Which items below contain the string "label", with case counting? Pick out each one and copy the whole line.

─── TASK MATERIAL

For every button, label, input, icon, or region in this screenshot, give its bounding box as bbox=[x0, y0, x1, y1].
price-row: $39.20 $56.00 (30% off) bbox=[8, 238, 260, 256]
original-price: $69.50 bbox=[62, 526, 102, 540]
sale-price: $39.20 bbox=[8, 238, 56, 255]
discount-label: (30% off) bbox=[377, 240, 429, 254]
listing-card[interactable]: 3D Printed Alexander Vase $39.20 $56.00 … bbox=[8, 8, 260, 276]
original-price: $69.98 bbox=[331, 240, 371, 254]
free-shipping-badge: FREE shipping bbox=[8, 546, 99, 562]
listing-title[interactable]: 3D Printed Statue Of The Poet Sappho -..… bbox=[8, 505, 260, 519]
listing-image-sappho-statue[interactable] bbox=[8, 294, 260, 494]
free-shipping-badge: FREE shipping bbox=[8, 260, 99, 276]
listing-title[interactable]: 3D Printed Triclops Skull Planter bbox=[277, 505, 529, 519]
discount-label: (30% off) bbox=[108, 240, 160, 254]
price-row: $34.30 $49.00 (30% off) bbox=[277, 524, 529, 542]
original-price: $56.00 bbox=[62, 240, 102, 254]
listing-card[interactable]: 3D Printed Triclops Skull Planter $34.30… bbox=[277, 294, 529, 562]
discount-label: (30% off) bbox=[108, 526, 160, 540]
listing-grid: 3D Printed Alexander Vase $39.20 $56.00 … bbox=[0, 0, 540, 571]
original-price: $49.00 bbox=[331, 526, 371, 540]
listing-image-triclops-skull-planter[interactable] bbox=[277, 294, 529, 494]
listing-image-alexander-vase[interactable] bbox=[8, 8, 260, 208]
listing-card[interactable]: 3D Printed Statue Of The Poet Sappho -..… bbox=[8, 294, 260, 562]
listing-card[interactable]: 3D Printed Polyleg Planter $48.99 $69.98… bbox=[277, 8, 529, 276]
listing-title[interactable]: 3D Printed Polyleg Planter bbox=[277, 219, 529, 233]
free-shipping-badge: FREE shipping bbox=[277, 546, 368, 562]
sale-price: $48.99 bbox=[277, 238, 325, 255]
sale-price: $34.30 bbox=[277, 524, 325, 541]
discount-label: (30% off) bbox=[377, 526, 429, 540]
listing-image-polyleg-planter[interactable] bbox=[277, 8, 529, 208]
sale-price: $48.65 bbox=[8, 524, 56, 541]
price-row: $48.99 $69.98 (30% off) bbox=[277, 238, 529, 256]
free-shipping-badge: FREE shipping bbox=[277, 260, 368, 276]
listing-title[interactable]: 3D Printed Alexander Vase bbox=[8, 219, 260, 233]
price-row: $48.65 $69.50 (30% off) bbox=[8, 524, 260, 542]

──────

— TASK RESULT —
For every button, label, input, icon, or region in this screenshot, give its bounding box as bbox=[x0, y0, x1, y1].
discount-label: (30% off) bbox=[377, 240, 429, 254]
discount-label: (30% off) bbox=[108, 240, 160, 254]
discount-label: (30% off) bbox=[108, 526, 160, 540]
discount-label: (30% off) bbox=[377, 526, 429, 540]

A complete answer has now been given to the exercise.